[Data records]
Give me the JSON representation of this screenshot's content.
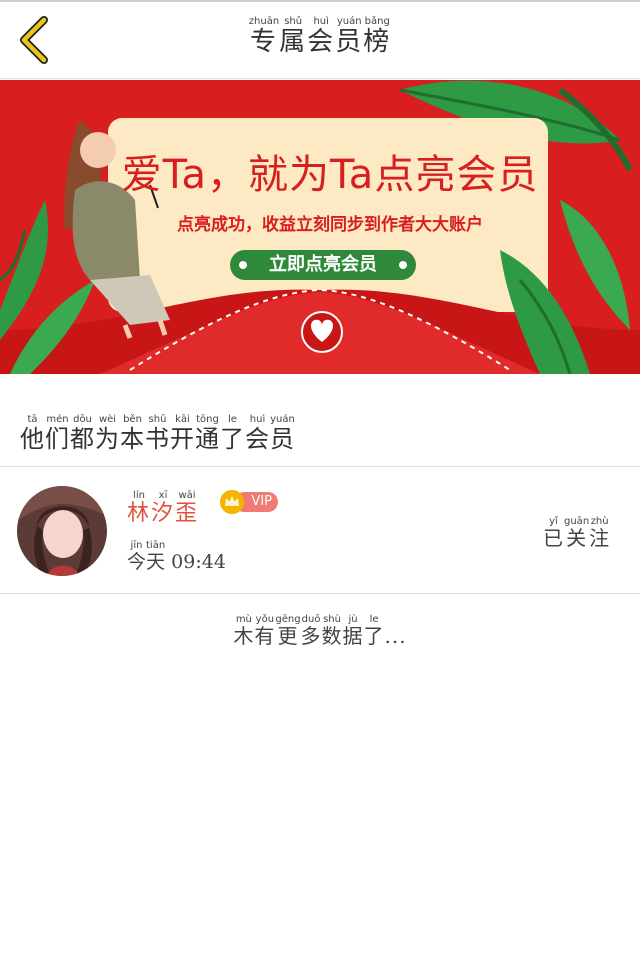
{
  "header": {
    "title": "专属会员榜",
    "title_pinyin": "zhuān shǔ huì yuán bǎng",
    "title_chars": [
      "专",
      "属",
      "会",
      "员",
      "榜"
    ],
    "title_py": [
      "zhuān",
      "shǔ",
      "huì",
      "yuán",
      "bǎng"
    ]
  },
  "banner": {
    "headline": "爱Ta，就为Ta点亮会员",
    "subtitle": "点亮成功，收益立刻同步到作者大大账户",
    "button_label": "立即点亮会员"
  },
  "section": {
    "chars": [
      "他",
      "们",
      "都",
      "为",
      "本",
      "书",
      "开",
      "通",
      "了",
      "会",
      "员"
    ],
    "py": [
      "tā",
      "mén",
      "dōu",
      "wèi",
      "běn",
      "shū",
      "kāi",
      "tōng",
      "le",
      "huì",
      "yuán"
    ]
  },
  "member": {
    "name_chars": [
      "林",
      "汐",
      "歪"
    ],
    "name_py": [
      "lín",
      "xī",
      "wāi"
    ],
    "vip_label": "VIP",
    "time_chars": [
      "今",
      "天"
    ],
    "time_py": [
      "jīn",
      "tiān"
    ],
    "time_value": " 09:44",
    "follow_chars": [
      "已",
      "关",
      "注"
    ],
    "follow_py": [
      "yǐ",
      "guān",
      "zhù"
    ]
  },
  "footer": {
    "chars": [
      "木",
      "有",
      "更",
      "多",
      "数",
      "据",
      "了"
    ],
    "py": [
      "mù",
      "yǒu",
      "gēng",
      "duō",
      "shù",
      "jù",
      "le"
    ],
    "suffix": "..."
  },
  "colors": {
    "banner_red": "#d81e1e",
    "card_cream": "#fde9c4",
    "button_green": "#2e8a3a",
    "name_orange": "#e0533b",
    "back_yellow": "#e8c51a"
  },
  "icons": {
    "back": "chevron-left-icon",
    "crown": "crown-icon",
    "heart_seal": "heart-seal-icon"
  }
}
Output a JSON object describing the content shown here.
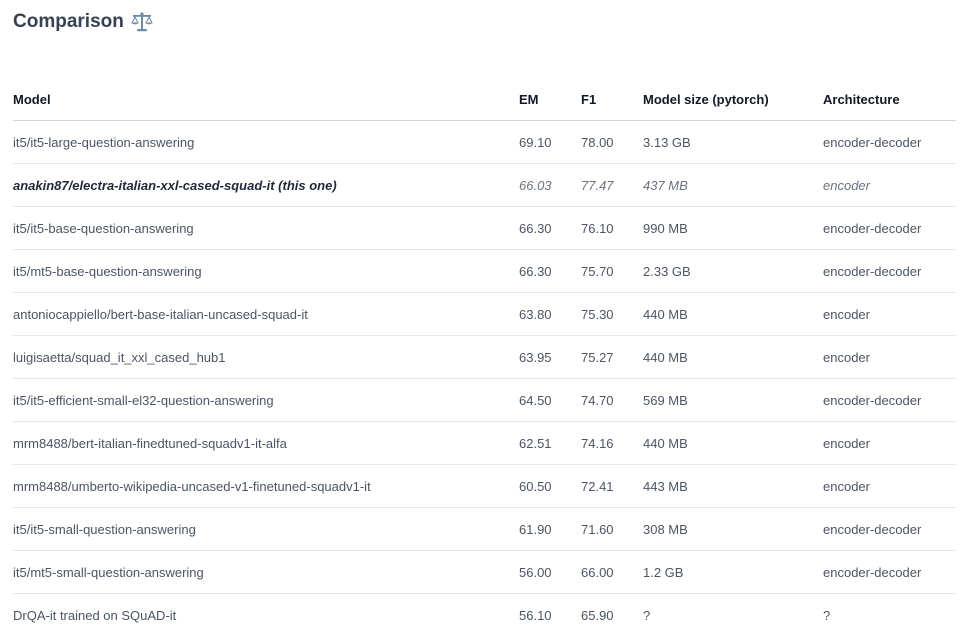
{
  "heading": {
    "title": "Comparison",
    "icon": "balance-scale-icon"
  },
  "table": {
    "columns": [
      "Model",
      "EM",
      "F1",
      "Model size (pytorch)",
      "Architecture"
    ],
    "rows": [
      {
        "model": "it5/it5-large-question-answering",
        "em": "69.10",
        "f1": "78.00",
        "size": "3.13 GB",
        "arch": "encoder-decoder",
        "highlight": false
      },
      {
        "model": "anakin87/electra-italian-xxl-cased-squad-it (this one)",
        "em": "66.03",
        "f1": "77.47",
        "size": "437 MB",
        "arch": "encoder",
        "highlight": true
      },
      {
        "model": "it5/it5-base-question-answering",
        "em": "66.30",
        "f1": "76.10",
        "size": "990 MB",
        "arch": "encoder-decoder",
        "highlight": false
      },
      {
        "model": "it5/mt5-base-question-answering",
        "em": "66.30",
        "f1": "75.70",
        "size": "2.33 GB",
        "arch": "encoder-decoder",
        "highlight": false
      },
      {
        "model": "antoniocappiello/bert-base-italian-uncased-squad-it",
        "em": "63.80",
        "f1": "75.30",
        "size": "440 MB",
        "arch": "encoder",
        "highlight": false
      },
      {
        "model": "luigisaetta/squad_it_xxl_cased_hub1",
        "em": "63.95",
        "f1": "75.27",
        "size": "440 MB",
        "arch": "encoder",
        "highlight": false
      },
      {
        "model": "it5/it5-efficient-small-el32-question-answering",
        "em": "64.50",
        "f1": "74.70",
        "size": "569 MB",
        "arch": "encoder-decoder",
        "highlight": false
      },
      {
        "model": "mrm8488/bert-italian-finedtuned-squadv1-it-alfa",
        "em": "62.51",
        "f1": "74.16",
        "size": "440 MB",
        "arch": "encoder",
        "highlight": false
      },
      {
        "model": "mrm8488/umberto-wikipedia-uncased-v1-finetuned-squadv1-it",
        "em": "60.50",
        "f1": "72.41",
        "size": "443 MB",
        "arch": "encoder",
        "highlight": false
      },
      {
        "model": "it5/it5-small-question-answering",
        "em": "61.90",
        "f1": "71.60",
        "size": "308 MB",
        "arch": "encoder-decoder",
        "highlight": false
      },
      {
        "model": "it5/mt5-small-question-answering",
        "em": "56.00",
        "f1": "66.00",
        "size": "1.2 GB",
        "arch": "encoder-decoder",
        "highlight": false
      },
      {
        "model": "DrQA-it trained on SQuAD-it",
        "em": "56.10",
        "f1": "65.90",
        "size": "?",
        "arch": "?",
        "highlight": false
      }
    ]
  }
}
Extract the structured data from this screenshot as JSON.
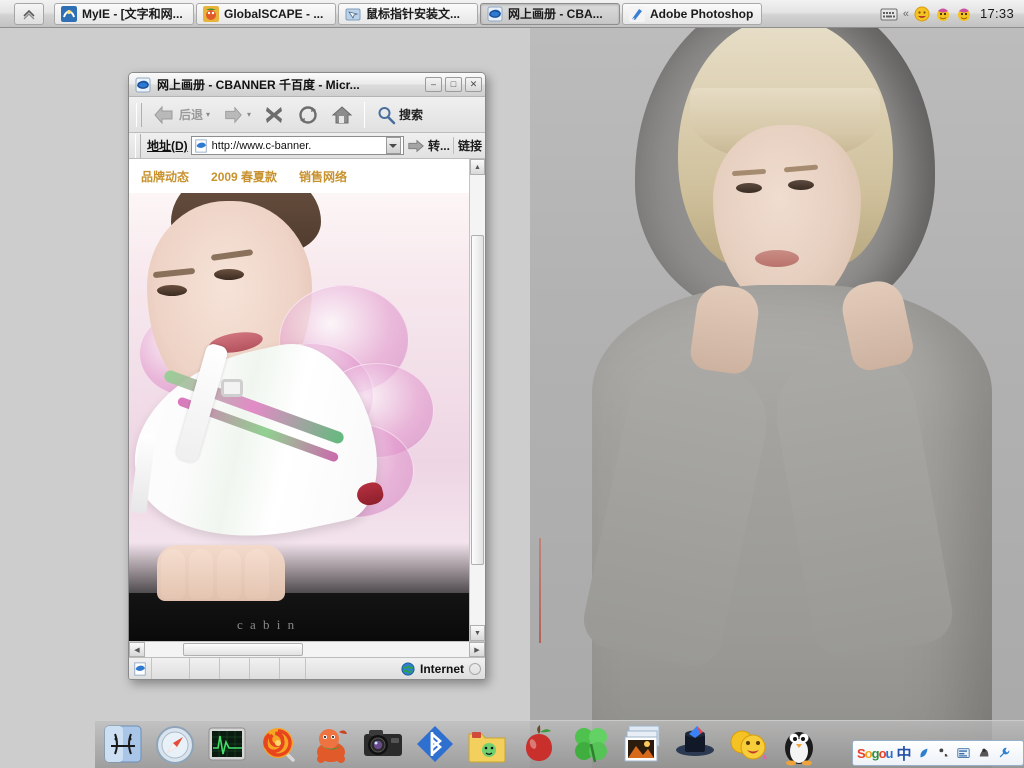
{
  "desktop": {
    "background_color": "#cdcdcd",
    "wallpaper_description": "blonde model in grey hooded sweatshirt"
  },
  "taskbar": {
    "start_button": {
      "name": "show-desktop-chevron",
      "icon": "chevron-up-icon"
    },
    "tasks": [
      {
        "label": "MyIE - [文字和网...",
        "icon": "myie-icon",
        "active": false
      },
      {
        "label": "GlobalSCAPE - ...",
        "icon": "globalscape-icon",
        "active": false
      },
      {
        "label": "鼠标指针安装文...",
        "icon": "folder-icon",
        "active": false
      },
      {
        "label": "网上画册 - CBA...",
        "icon": "ie-icon",
        "active": true
      },
      {
        "label": "Adobe Photoshop",
        "icon": "photoshop-icon",
        "active": false
      }
    ],
    "tray": {
      "icons": [
        "keyboard-icon",
        "smiley-icon",
        "qq-penguin-icon",
        "qq-penguin-icon"
      ],
      "overflow_chevron": "«",
      "clock": "17:33"
    }
  },
  "browser": {
    "title": "网上画册 - CBANNER 千百度 - Micr...",
    "app_icon": "ie-icon",
    "window_controls": {
      "minimize": "–",
      "maximize": "□",
      "close": "✕"
    },
    "toolbar": {
      "back_label": "后退",
      "forward_label": "",
      "stop_label": "",
      "refresh_label": "",
      "home_label": "",
      "search_label": "搜索",
      "back_icon": "arrow-left-icon",
      "forward_icon": "arrow-right-icon",
      "stop_icon": "stop-x-icon",
      "refresh_icon": "refresh-icon",
      "home_icon": "home-icon",
      "search_icon": "magnifier-icon"
    },
    "address_bar": {
      "label": "地址(D)",
      "favicon": "ie-page-icon",
      "url": "http://www.c-banner.",
      "dropdown_icon": "chevron-down-icon",
      "go_label": "转...",
      "go_icon": "go-arrow-icon",
      "links_label": "链接"
    },
    "status_bar": {
      "page_icon": "page-icon",
      "zone_label": "Internet",
      "zone_icon": "globe-icon",
      "resize_grip": "resize-grip"
    },
    "scrollbars": {
      "vertical_up": "▲",
      "vertical_down": "▼",
      "horizontal_left": "◀",
      "horizontal_right": "▶"
    }
  },
  "webpage": {
    "nav_items": [
      "品牌动态",
      "2009 春夏款",
      "销售网络"
    ],
    "nav_color": "#c8922e",
    "hero_description": "CBANNER fashion advert: model resting her face next to a white high-heeled shoe with green and pink stripes",
    "hero_logo_text": "c a b i n"
  },
  "dock": {
    "items": [
      {
        "name": "finder-icon",
        "label": "Finder"
      },
      {
        "name": "safari-icon",
        "label": "Safari"
      },
      {
        "name": "activity-monitor-icon",
        "label": "Activity Monitor"
      },
      {
        "name": "lollipop-icon",
        "label": "Lollipop"
      },
      {
        "name": "dragon-icon",
        "label": "Dragon"
      },
      {
        "name": "camera-icon",
        "label": "Camera"
      },
      {
        "name": "bluetooth-icon",
        "label": "Bluetooth"
      },
      {
        "name": "folder-icon",
        "label": "Folder"
      },
      {
        "name": "apple-icon",
        "label": "Apple"
      },
      {
        "name": "clover-icon",
        "label": "Clover"
      },
      {
        "name": "photos-icon",
        "label": "Photos"
      },
      {
        "name": "magic-hat-icon",
        "label": "Magic Hat"
      },
      {
        "name": "smiley-icon",
        "label": "Smileys"
      },
      {
        "name": "penguin-icon",
        "label": "Penguin"
      }
    ]
  },
  "ime": {
    "logo": {
      "s": "S",
      "o1": "o",
      "g": "g",
      "o2": "o",
      "u": "u"
    },
    "mode_label": "中",
    "icons": [
      "moon-icon",
      "punctuation-icon",
      "keyboard-icon",
      "toolbox-icon",
      "wrench-icon"
    ]
  }
}
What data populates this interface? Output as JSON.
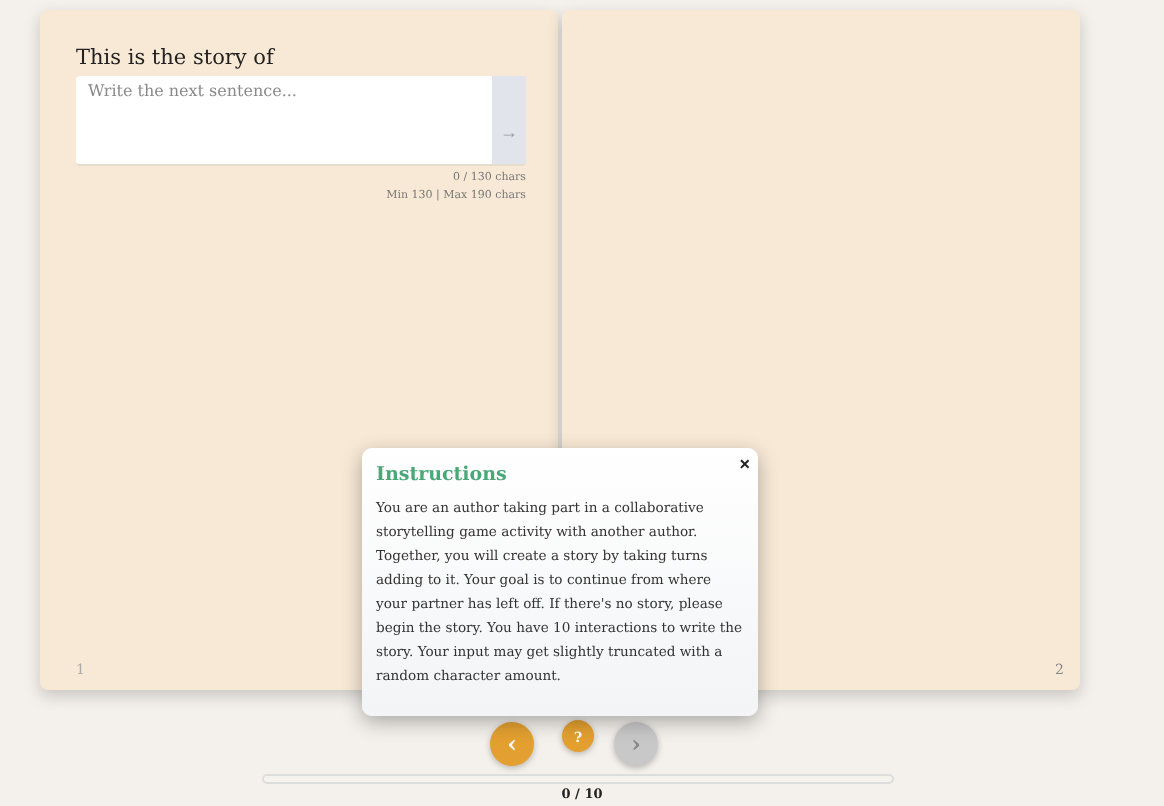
{
  "book": {
    "left_page": {
      "heading": "This is the story of",
      "input": {
        "placeholder": "Write the next sentence..."
      },
      "send_button": "→",
      "counter": "0 / 130 chars",
      "limits": "Min 130 | Max 190 chars",
      "page_number": "1"
    },
    "right_page": {
      "page_number": "2"
    }
  },
  "instructions": {
    "title": "Instructions",
    "close": "×",
    "text": "You are an author taking part in a collaborative storytelling game activity with another author. Together, you will create a story by taking turns adding to it. Your goal is to continue from where your partner has left off. If there's no story, please begin the story. You have 10 interactions to write the story. Your input may get slightly truncated with a random character amount."
  },
  "nav": {
    "prev": {
      "label": "‹",
      "disabled": false
    },
    "help": {
      "label": "?",
      "disabled": false
    },
    "next": {
      "label": "›",
      "disabled": true
    }
  },
  "progress": {
    "level": 0,
    "label": "0 / 10"
  }
}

**What to produce**
Tally up the lines in the records containing the word "heading", then give the count and nothing else.

**Expected answer**
2